**Selected excerpt:**
★ ★ ★
The garden at the center of the novel changes with weather and the seasons as the lives of the characters change. It blooms, goes dormant, is wrecked by storm, and returns. Its transformations show how fragility and resilience may coexist. When Matsu, Sachi, and Stephen work in either the main garden or Sachi’s stone garden, their time there is also work on the soul. When Matsu resists Stephen helping in his garden after the storm, “Sachi turned to Matsu and softly said, ‘I remember a time when you told me working in the garden would give me back my life’” (56). Matsu then allows Stephen to join them in rebuilding.
Tsukiyama uses food throughout the novel as a grounding trope, with a few exceptions (e.g., Stephen and his father eating in Tokyo as they are watched by wary Japanese patrons). From the comfort of a first breakfast with Matsu (“rice with pickled vegetables and miso soup” (13)) to the joy of the “[h]omemade yokan” Keiko gives Stephen(Matsu comments, “’You must be quite special to this girl’” (61)), food connects people to places and each other.
Stephen’s painting and writing allow him to capture on canvas and paper his surroundings and, more importantly, his feelings. His journal literally and figuratively holds his Tarumi experience. His painting of Matsu’s garden from the novel’s title is his final gift to Matsu, encapsulating all he has learned there and modeling service. Matsu’s final gift to Stephen, two blank books, is the tabula rasa on which Stephen will write his future.
The prayer slips at Tama shrine are mentioned only twice in the novel – once on Stephen’s first visit there, once on his last. But these visits and the slips frame Stephen’s time in Tarumi. They show that he has moved from being an outsider to having an investment in Tarumi and its people. They show that he has learned to bridge isolation and connection, past and present, the individual and the collective: “I knew all the praying in the world wouldn’t stop the war… or make my parents love each other again. I wanted to leave a message… something of me would remain” (209).
★ ★ ★
**Extracted material:**
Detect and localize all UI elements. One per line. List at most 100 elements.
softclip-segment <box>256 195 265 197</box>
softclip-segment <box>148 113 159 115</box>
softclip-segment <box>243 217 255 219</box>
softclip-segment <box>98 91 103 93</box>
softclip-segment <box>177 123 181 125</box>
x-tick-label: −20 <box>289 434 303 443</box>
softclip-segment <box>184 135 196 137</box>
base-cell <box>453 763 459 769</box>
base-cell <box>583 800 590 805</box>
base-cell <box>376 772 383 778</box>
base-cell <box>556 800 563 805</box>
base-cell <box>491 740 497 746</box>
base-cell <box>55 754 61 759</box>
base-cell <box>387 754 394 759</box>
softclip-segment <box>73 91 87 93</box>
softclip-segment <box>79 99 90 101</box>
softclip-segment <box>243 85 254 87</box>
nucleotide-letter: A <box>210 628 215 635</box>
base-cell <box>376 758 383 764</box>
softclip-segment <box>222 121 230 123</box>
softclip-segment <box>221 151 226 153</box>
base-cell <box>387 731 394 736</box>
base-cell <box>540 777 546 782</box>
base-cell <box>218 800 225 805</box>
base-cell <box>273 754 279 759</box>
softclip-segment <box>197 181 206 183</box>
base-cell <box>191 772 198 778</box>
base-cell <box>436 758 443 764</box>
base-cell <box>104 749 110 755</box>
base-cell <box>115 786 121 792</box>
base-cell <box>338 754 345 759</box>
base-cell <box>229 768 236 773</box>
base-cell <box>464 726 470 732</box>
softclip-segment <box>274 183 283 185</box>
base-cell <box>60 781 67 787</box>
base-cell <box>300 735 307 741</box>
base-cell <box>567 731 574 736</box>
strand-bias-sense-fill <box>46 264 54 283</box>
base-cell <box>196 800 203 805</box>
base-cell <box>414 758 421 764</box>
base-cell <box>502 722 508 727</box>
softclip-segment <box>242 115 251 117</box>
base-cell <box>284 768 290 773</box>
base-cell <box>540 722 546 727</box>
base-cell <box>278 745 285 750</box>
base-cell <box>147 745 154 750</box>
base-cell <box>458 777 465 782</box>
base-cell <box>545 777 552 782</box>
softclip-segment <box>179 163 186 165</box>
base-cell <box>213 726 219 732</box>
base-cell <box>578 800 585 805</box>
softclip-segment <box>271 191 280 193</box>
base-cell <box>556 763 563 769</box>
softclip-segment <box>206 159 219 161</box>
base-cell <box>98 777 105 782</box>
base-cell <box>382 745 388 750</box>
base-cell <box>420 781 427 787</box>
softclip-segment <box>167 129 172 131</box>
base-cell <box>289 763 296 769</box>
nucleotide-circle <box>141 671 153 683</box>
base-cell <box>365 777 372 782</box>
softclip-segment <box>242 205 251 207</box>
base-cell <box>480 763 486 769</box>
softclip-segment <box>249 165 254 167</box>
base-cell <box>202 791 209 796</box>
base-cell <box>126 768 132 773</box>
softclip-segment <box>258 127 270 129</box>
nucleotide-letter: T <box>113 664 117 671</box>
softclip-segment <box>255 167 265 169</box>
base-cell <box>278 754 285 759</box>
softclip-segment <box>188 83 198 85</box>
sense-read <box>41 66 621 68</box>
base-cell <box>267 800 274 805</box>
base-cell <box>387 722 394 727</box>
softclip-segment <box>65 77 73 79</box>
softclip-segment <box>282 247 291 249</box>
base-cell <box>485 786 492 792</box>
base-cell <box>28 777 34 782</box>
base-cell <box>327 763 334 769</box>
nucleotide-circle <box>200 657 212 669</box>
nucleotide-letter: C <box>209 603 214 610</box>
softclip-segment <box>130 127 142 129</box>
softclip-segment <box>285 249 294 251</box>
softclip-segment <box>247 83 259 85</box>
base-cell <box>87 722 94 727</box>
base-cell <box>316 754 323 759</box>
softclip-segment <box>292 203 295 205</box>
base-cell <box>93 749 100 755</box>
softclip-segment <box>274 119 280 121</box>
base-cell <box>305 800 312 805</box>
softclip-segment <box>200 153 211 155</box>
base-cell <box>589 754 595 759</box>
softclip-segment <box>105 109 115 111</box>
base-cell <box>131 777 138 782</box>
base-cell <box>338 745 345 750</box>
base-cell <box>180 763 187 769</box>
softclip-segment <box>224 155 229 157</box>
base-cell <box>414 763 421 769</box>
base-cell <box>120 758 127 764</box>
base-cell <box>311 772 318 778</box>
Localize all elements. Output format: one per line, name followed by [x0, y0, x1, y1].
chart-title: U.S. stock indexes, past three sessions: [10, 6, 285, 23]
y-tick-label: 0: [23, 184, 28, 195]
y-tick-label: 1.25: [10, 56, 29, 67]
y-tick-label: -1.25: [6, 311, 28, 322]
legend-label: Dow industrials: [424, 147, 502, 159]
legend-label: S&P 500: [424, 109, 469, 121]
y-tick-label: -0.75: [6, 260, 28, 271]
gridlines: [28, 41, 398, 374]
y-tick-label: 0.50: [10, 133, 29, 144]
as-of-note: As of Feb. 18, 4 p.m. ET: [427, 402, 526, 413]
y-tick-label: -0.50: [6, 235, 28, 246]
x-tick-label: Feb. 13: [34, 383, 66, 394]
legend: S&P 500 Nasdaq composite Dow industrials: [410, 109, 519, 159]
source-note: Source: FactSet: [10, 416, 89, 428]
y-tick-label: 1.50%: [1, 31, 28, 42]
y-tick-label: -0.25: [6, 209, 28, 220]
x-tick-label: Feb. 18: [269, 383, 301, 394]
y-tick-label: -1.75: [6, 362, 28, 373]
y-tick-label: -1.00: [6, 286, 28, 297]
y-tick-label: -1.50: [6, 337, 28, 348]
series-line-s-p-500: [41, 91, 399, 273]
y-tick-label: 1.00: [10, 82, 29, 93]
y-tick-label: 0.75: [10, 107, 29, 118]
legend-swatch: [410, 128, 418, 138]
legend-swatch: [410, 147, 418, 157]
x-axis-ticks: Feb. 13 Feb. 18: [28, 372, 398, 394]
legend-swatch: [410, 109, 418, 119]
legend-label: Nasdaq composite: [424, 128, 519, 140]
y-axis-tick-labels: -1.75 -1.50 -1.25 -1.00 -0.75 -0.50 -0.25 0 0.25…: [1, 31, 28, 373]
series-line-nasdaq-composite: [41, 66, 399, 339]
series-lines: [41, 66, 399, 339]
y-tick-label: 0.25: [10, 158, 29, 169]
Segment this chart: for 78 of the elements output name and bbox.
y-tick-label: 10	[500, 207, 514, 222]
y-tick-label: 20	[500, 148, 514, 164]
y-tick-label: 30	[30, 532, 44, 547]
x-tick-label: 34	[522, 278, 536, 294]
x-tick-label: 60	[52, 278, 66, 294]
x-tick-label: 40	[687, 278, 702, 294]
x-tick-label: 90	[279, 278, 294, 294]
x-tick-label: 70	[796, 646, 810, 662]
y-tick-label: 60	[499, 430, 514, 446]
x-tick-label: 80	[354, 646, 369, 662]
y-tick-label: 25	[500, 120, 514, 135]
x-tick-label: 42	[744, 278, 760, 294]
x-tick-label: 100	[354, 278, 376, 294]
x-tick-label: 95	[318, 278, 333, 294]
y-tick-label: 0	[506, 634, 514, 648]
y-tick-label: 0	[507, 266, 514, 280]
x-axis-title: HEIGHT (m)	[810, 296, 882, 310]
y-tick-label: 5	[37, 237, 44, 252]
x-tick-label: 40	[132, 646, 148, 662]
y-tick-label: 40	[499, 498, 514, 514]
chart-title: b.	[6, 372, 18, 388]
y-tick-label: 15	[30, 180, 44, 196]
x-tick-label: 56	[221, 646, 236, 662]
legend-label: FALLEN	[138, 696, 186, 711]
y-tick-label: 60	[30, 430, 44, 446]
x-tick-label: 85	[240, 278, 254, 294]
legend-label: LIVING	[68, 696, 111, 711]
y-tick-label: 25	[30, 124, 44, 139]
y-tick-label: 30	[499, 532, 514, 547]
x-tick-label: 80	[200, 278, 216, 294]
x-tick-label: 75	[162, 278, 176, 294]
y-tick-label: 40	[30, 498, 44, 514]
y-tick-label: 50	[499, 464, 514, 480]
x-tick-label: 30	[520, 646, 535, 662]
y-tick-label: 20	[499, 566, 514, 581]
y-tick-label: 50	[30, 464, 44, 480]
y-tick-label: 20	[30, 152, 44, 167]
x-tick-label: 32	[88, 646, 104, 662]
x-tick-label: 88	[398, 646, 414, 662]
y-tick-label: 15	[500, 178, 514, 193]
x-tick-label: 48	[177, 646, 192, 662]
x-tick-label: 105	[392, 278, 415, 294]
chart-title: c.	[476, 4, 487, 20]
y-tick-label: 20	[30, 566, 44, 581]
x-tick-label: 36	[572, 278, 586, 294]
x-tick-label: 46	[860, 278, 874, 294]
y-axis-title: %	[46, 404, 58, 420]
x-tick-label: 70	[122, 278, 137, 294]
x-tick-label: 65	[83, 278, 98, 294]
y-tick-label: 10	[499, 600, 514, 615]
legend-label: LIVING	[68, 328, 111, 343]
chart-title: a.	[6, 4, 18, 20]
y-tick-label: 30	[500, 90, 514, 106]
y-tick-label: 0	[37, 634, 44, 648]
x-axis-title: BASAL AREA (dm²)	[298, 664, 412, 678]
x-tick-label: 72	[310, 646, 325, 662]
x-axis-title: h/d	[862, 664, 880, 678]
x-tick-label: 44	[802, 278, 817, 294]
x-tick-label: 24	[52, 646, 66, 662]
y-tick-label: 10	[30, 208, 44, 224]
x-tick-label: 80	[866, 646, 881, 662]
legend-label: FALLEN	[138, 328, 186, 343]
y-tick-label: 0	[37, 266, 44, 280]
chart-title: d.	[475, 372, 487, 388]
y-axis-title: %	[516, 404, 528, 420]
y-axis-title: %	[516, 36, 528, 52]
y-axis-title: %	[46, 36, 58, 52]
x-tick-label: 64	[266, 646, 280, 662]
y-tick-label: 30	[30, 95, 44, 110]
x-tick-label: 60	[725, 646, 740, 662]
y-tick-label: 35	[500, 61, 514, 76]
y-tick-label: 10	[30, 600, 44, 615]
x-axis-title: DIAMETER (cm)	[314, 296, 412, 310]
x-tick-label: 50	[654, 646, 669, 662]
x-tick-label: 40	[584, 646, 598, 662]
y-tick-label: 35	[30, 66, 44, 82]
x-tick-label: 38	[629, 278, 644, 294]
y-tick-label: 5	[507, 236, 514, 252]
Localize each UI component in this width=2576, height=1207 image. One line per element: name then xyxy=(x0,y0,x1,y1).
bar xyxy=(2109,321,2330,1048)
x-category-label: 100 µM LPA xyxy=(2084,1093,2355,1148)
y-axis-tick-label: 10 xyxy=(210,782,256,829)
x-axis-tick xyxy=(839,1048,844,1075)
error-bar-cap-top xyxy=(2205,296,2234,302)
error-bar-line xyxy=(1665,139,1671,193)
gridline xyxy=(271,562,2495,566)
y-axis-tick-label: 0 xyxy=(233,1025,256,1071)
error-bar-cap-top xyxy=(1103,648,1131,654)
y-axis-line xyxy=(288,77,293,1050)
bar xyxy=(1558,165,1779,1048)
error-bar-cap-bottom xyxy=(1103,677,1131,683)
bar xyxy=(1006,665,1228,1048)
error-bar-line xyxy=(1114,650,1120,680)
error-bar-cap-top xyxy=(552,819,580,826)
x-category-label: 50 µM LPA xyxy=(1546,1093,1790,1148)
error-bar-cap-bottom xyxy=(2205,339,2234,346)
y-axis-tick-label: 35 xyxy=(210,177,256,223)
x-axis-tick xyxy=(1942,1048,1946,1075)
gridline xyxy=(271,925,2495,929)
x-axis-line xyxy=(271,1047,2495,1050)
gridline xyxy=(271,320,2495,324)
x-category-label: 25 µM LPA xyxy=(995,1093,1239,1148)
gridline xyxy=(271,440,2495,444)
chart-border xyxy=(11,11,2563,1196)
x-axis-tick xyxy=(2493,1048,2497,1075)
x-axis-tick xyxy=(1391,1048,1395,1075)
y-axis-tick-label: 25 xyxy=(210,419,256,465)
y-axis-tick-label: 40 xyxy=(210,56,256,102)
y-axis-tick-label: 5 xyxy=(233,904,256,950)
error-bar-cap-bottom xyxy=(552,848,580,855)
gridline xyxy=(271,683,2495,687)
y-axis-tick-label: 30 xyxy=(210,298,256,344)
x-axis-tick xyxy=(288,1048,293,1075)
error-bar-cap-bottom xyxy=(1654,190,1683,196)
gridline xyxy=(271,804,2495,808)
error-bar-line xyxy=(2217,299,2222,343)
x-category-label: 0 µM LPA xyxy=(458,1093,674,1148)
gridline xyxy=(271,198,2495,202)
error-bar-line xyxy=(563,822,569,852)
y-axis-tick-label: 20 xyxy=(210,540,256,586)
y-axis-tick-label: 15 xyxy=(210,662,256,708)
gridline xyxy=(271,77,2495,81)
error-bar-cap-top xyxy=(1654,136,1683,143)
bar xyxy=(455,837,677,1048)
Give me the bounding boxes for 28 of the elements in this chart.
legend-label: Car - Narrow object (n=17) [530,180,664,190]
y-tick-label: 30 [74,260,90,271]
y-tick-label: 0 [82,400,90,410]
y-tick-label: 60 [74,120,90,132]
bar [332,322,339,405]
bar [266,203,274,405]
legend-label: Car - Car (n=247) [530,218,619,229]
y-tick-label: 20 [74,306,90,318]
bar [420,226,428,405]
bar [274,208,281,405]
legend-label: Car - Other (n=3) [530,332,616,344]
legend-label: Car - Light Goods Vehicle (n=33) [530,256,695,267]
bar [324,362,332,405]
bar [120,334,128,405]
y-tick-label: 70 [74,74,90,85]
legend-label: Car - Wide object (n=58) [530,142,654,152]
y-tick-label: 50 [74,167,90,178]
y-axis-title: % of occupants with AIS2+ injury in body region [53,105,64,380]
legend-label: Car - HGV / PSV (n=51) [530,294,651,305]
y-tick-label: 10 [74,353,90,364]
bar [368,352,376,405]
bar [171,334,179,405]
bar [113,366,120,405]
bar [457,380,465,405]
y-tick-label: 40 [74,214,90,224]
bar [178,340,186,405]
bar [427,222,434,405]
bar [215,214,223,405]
★ ★ ★
**Task requirements:**
A) In the commentary on Tsukiyama's novel, what is Matsu's final gift to Stephen?
B) Echo the part of the commentary on Tsukiyama's novel between "Tsukiyama uses food" and "and each other.", inclusive.
C) Write what comes next in the commentary on Tsukiyama's novel, beginning after its final sentence.
The lines after the commentary on Tsukiyama's novel are separate material.

**Task responses:**
A) Matsu's final gift to Stephen is two blank books.

B)
Tsukiyama uses food throughout the novel as a grounding trope, with a few exceptions (e.g., Stephen and his father eating in Tokyo as they are watched by wary Japanese patrons). From the comfort of a first breakfast with Matsu (“rice with pickled vegetables and miso soup” (13)) to the joy of the “[h]omemade yokan” Keiko gives Stephen(Matsu comments, “’You must be quite special to this girl’” (61)), food connects people to places and each other.

C)
When Stephen and Sachi first meet, she is wearing a black veil to cover her face, which has been scarred by leprosy. Stephen gets glimpses of her face beneath and finds her beautiful both in spite of and because of the scars. For the young artist, this realization that beauty occurs not just in the obvious but in the “ugly” is central. It ripples into all of his relationships.
The veil is at once a symbol of shame and – when Sachi removes it – a window into vulnerability. When she shows her true face, she bares her history and her soul. Stephen spots Sachi outside Kenzo’s funeral:“she lifted her veil and her eyes caught mine for just a moment as she bowed low in my direction” (110). Here, Sachi reveals herself to Stephen both literally and figuratively. Stephen has just been shamed by Keiko’s father, and though his friend is not aware of that encounter, she lifts the veil on shame for both of them.
Like the veil and the prayer slips, Tomoko’s stones are not frequently present in the novel. However, they are a powerful talisman of Tomoko’s story and the larger story of Tarumi. When Tomoko collected them, the stones were youthful good luck. In Sachi’s hands, they are remembrance of a friend torn away by disease and tradition. Sachi gives them to Stephen as he prepares to leave Tarumi: “in the palm of my hand Sachi placed Tomoko’s two shiny black stones, collected so many years ago for their magic powers” (205). Now, the stones are magic, but not as in a young girl’s imagination. Instead, they hold the wonder of Stephen’s own transformation.